** Start of TEXT BLOCK **

Tuesday, 18 February 2014

OpenGL 2D Camera Tutorial

One might assume it's a trivial task to create a 2D camera with OpenGL, but it's not quite. For the more experienced programmer this may be obvious, but (as an amateur) I had a lot of trouble with this. I'm writing this in hopes that someone in the same position may stumble across this and have a little less to worry about after reading. It's written in Java, however, it's not very complex, and can be easily to translate to other languages. Hopefully this can help everyone!

So, the troubles with a 2D camera include zooming in/out to/from the center of the screen, having translation not effected by zoom/scale, and having zooming it's self not effected by zoom/scale. I'll start off with a class that addresses none of these issues, and is only useful for basic functionality.

** End of TEXT BLOCK **
** Start of GIVEN ENTRIES **

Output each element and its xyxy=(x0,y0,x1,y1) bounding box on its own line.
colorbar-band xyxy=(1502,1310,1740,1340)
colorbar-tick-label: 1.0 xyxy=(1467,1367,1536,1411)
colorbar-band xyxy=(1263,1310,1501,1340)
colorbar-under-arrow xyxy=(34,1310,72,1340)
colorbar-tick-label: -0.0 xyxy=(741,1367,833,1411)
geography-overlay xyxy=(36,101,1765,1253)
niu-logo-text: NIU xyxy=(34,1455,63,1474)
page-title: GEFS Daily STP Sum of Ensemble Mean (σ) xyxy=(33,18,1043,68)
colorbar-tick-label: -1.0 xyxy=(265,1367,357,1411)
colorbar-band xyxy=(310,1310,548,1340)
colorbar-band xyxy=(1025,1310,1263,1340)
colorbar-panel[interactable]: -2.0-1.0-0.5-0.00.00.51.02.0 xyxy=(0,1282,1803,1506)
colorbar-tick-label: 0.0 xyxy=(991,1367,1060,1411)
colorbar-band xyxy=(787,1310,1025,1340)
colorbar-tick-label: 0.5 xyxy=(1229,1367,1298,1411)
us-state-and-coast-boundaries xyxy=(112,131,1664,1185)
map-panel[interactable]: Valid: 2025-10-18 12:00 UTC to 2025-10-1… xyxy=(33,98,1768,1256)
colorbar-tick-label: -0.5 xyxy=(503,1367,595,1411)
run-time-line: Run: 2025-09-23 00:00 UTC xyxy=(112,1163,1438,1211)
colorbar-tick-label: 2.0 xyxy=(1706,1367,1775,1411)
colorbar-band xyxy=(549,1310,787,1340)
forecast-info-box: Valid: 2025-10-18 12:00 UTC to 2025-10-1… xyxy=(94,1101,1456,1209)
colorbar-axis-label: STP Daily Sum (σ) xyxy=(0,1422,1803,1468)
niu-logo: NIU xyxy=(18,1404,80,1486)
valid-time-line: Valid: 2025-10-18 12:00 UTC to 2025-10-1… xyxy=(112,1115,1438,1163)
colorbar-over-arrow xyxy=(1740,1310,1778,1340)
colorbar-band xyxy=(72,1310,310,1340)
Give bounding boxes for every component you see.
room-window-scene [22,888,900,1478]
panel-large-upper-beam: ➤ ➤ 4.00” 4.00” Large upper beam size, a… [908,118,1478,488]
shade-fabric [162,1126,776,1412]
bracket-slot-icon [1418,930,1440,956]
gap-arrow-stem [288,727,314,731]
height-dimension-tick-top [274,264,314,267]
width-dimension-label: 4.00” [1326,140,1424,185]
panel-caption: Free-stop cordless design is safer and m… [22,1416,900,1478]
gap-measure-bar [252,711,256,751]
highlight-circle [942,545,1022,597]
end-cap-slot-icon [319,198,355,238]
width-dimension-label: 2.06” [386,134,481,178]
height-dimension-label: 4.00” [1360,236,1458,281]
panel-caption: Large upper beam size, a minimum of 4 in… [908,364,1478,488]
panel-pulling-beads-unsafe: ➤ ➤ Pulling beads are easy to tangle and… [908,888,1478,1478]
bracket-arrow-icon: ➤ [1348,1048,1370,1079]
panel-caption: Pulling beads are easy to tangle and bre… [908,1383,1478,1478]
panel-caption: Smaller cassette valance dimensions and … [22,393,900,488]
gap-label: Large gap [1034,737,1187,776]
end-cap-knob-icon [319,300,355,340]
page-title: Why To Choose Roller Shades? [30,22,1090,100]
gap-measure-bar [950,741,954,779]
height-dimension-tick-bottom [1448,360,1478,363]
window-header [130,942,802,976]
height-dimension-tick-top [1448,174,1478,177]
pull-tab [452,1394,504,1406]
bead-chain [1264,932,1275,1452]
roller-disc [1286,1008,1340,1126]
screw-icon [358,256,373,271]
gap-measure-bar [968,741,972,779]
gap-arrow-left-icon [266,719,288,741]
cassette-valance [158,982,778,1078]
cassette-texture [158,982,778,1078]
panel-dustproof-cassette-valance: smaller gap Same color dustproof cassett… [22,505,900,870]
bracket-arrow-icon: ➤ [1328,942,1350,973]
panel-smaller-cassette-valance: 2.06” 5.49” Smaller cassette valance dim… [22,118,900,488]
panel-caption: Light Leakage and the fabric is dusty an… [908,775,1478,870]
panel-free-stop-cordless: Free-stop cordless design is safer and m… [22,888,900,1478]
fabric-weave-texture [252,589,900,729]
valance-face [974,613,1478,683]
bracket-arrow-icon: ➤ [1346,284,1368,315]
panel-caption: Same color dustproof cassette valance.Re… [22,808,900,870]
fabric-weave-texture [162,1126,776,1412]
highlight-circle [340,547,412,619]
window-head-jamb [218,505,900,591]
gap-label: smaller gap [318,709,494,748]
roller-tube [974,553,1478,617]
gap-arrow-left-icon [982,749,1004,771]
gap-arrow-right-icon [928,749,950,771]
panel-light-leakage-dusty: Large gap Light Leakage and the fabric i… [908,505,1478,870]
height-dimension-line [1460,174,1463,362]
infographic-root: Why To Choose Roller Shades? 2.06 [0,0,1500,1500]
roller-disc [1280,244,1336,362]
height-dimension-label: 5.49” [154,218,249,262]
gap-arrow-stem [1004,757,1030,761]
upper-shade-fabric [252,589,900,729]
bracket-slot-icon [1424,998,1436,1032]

** End of GIVEN ENTRIES **

- _CHALLENGE 1_: List the troubles with a 2D camera that the OpenGL camera tutorial names.
- _CHALLENGE 2_: From the OpenGL camera tutorial, reproduce the passage that opens with the words containing "One might assume" and closes with "can help everyone!".

- _WRITTEN SOLUTION 1_:
- zooming in/out to/from the center of the screen
- having translation not effected by zoom/scale
- having zooming it's self not effected by zoom/scale

- _WRITTEN SOLUTION 2_:
One might assume it's a trivial task to create a 2D camera with OpenGL, but it's not quite. For the more experienced programmer this may be obvious, but (as an amateur) I had a lot of trouble with this. I'm writing this in hopes that someone in the same position may stumble across this and have a little less to worry about after reading. It's written in Java, however, it's not very complex, and can be easily to translate to other languages. Hopefully this can help everyone!